- WHAT IS NEEDED: Find how many lines in the data below include the word "this", then write only that number.

- SUPPLIED RECORDS:
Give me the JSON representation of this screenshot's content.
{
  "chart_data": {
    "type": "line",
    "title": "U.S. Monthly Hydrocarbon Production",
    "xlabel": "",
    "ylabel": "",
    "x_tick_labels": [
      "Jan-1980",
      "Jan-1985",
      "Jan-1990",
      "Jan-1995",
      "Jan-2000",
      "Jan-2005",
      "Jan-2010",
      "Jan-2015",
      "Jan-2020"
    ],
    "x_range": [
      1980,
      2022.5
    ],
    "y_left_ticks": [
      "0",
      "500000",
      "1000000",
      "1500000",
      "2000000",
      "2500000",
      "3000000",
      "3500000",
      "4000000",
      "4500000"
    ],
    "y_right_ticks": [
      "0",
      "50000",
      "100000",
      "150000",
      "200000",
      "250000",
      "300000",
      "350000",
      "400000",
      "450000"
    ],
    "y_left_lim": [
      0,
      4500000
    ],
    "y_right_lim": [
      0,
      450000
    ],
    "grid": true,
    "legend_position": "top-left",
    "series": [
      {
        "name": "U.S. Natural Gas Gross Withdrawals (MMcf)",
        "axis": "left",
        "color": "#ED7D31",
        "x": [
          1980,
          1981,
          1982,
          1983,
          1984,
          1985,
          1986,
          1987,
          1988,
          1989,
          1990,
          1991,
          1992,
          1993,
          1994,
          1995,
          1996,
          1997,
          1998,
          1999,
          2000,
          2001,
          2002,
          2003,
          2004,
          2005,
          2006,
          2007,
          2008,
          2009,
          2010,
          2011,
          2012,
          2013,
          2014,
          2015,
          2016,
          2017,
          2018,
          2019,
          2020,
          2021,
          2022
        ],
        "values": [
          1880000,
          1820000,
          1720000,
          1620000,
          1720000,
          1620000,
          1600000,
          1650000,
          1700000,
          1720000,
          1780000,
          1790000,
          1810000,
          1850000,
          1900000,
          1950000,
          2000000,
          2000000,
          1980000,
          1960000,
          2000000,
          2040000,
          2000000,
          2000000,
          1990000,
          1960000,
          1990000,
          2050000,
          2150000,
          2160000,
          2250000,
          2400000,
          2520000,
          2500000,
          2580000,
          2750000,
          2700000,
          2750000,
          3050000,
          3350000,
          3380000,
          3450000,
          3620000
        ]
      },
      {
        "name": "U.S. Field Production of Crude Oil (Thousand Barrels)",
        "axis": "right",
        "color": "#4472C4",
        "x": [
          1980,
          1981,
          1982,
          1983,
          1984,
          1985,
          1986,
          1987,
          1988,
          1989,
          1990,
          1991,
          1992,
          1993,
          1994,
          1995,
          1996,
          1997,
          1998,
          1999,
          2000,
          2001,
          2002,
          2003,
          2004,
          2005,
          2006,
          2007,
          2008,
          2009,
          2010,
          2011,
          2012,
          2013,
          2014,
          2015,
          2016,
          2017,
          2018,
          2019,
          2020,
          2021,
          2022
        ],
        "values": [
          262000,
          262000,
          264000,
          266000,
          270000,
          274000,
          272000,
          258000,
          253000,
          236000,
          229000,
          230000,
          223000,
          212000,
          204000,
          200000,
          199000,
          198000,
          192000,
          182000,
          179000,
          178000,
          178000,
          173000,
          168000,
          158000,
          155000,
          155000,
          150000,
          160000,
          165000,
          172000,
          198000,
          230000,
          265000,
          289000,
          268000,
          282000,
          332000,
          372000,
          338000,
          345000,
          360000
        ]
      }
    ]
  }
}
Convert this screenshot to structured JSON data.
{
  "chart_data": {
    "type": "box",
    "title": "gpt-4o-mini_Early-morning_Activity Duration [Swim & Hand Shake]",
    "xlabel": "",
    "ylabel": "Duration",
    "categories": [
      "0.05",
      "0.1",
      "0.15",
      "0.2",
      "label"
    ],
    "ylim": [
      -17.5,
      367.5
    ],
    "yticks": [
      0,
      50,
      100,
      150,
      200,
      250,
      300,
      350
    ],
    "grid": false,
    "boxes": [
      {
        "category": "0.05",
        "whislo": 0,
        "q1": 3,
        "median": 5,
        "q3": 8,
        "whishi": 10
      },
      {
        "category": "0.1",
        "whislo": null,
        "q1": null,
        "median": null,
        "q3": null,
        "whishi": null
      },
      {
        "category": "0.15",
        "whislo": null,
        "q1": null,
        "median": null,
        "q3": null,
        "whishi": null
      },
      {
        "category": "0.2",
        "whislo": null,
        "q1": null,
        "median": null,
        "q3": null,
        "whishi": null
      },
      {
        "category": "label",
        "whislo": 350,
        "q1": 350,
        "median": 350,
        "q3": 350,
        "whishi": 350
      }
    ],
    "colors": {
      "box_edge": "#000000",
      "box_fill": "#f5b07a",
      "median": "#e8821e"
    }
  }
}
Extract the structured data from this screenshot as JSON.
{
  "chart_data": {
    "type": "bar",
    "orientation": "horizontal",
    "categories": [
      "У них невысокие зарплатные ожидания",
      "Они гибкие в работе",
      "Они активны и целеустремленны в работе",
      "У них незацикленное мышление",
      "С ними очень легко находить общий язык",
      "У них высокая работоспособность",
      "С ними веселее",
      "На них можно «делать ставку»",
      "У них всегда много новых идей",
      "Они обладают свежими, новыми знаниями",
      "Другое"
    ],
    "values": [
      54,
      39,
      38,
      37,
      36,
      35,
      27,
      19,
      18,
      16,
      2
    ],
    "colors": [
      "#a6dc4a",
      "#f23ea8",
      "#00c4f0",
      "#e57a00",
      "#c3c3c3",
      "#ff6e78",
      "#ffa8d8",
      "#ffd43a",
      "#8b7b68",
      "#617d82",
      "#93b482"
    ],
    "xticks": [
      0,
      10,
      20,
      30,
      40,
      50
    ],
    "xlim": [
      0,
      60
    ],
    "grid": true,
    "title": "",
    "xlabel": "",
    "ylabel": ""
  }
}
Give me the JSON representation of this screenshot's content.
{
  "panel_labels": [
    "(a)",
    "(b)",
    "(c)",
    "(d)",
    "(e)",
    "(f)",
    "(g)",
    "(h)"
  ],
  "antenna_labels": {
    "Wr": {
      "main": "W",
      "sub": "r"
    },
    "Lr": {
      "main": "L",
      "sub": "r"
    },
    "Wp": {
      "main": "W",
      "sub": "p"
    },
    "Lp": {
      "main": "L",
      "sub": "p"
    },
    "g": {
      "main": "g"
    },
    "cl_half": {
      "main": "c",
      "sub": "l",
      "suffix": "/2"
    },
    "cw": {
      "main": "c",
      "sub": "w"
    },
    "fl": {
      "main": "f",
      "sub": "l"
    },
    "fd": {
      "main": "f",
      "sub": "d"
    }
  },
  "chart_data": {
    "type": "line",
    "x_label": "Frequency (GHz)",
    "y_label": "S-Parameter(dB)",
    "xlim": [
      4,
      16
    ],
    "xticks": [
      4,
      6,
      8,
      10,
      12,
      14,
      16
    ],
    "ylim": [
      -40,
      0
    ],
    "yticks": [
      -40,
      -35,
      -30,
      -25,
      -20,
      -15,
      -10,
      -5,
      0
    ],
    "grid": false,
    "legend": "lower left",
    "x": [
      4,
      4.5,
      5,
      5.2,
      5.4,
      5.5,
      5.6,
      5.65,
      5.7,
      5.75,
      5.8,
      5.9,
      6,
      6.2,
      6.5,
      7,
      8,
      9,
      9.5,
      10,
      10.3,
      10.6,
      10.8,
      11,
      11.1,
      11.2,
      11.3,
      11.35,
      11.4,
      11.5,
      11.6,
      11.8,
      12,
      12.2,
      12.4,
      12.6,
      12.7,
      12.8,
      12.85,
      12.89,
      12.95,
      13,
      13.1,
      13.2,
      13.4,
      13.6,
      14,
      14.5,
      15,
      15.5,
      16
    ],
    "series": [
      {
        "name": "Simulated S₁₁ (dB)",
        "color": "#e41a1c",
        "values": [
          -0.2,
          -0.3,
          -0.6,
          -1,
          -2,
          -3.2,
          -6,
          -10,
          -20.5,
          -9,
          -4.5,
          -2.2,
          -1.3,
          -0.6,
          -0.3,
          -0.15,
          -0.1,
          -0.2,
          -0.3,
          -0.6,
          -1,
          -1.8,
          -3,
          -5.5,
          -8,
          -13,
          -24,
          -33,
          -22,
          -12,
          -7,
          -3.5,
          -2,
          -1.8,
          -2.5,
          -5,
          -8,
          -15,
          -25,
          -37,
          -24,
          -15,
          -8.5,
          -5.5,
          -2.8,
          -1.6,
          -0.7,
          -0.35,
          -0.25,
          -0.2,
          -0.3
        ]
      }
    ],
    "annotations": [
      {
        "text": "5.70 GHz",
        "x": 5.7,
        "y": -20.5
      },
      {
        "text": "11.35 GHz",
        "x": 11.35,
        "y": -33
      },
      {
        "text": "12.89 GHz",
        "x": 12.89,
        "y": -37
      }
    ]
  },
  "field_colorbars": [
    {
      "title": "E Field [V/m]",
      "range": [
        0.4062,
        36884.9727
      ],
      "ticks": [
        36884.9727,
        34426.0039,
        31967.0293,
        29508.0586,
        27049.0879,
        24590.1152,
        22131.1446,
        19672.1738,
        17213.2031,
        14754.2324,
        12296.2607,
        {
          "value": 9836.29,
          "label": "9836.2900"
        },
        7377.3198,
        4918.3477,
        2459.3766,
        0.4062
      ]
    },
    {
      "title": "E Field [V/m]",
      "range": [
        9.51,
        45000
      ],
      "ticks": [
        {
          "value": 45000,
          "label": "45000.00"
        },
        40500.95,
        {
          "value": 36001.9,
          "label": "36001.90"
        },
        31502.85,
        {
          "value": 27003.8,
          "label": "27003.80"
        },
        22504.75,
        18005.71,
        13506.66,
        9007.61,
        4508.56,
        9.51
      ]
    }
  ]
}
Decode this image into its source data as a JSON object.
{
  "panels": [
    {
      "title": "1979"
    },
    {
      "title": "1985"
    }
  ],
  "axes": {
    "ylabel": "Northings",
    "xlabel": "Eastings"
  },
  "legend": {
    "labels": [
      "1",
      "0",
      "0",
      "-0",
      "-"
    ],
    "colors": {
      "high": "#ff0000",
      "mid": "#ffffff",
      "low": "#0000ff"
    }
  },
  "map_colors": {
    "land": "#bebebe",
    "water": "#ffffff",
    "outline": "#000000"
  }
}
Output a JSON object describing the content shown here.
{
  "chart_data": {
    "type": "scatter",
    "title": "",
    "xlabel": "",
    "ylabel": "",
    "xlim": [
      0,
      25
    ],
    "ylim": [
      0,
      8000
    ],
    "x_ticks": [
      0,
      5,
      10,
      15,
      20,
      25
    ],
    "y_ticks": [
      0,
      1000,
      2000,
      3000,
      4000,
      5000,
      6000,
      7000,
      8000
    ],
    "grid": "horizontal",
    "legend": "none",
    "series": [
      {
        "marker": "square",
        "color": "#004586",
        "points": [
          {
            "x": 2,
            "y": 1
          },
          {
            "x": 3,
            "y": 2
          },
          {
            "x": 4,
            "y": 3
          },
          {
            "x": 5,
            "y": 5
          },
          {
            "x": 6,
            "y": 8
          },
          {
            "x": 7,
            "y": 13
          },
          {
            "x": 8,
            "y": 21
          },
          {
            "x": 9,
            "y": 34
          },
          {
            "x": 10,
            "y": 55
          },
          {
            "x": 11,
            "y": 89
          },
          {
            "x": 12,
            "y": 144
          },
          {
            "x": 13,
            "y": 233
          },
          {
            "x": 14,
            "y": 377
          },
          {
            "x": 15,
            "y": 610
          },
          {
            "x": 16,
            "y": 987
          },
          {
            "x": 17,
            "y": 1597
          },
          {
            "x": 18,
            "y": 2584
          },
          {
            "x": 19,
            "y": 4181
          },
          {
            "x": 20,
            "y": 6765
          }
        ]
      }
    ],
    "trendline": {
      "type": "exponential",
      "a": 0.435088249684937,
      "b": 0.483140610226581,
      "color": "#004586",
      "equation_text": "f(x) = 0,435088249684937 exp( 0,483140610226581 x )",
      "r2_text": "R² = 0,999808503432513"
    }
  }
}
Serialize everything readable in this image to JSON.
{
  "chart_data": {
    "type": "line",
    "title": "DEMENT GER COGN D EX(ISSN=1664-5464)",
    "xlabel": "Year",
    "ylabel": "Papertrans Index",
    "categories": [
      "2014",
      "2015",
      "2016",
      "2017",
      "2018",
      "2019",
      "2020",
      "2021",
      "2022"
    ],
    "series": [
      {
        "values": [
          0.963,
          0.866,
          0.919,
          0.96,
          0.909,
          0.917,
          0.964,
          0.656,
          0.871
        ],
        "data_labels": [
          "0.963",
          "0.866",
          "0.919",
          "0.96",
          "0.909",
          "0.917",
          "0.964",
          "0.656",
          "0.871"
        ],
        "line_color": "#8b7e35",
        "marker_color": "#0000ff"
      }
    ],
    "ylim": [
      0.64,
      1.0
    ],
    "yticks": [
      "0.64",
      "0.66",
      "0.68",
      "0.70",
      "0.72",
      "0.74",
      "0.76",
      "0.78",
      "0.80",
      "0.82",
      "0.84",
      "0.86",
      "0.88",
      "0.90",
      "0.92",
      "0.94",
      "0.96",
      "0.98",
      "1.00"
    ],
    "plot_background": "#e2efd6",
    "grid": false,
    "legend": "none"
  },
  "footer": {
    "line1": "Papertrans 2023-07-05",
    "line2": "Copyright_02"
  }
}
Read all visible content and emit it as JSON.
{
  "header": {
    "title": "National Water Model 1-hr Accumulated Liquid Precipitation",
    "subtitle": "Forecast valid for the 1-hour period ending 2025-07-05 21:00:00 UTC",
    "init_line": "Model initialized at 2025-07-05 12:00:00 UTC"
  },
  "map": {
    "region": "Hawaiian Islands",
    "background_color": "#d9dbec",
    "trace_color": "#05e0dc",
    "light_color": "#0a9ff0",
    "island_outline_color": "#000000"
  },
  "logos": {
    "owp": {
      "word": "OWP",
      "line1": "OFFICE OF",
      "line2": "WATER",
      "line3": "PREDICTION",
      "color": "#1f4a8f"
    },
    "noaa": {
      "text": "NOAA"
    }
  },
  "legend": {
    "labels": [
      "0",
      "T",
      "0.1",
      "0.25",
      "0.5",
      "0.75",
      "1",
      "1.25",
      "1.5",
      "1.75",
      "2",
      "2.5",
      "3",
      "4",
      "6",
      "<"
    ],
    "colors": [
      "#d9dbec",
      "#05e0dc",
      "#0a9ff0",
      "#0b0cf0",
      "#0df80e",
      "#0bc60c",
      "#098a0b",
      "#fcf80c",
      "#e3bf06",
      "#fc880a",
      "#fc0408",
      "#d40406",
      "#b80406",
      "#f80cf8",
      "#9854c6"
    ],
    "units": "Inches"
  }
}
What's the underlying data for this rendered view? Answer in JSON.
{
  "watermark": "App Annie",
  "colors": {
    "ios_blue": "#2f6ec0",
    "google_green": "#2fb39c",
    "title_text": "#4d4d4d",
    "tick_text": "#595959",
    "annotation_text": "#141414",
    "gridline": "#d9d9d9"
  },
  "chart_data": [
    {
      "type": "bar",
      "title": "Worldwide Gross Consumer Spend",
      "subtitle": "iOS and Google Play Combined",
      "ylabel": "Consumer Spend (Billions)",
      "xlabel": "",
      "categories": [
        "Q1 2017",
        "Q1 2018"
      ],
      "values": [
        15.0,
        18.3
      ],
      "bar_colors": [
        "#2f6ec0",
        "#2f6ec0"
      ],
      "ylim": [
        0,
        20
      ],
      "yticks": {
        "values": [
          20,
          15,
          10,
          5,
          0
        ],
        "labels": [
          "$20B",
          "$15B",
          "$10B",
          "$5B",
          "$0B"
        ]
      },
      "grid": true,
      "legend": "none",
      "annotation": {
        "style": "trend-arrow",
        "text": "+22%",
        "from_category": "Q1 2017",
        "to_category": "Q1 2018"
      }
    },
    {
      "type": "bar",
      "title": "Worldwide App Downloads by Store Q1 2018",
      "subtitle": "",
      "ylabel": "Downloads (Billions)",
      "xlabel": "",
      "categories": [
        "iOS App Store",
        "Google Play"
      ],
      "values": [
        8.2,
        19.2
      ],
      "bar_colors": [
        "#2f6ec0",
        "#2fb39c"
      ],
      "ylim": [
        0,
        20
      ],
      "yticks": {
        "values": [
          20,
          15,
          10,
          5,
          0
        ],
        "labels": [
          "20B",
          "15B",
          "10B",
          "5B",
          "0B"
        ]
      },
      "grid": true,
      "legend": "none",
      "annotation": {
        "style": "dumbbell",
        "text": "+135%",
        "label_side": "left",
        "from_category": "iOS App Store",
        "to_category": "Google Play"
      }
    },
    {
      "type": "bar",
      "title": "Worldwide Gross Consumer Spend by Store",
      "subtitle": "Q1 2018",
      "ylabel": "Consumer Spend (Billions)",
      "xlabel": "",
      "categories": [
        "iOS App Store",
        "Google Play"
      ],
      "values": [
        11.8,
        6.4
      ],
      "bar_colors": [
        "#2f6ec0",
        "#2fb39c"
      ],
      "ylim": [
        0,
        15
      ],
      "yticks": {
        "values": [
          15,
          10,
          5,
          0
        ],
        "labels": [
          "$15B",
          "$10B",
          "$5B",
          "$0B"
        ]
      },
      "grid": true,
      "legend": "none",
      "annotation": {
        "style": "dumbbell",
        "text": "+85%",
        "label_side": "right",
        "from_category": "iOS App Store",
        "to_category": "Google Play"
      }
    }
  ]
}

- FINISHED EXERCISE: 7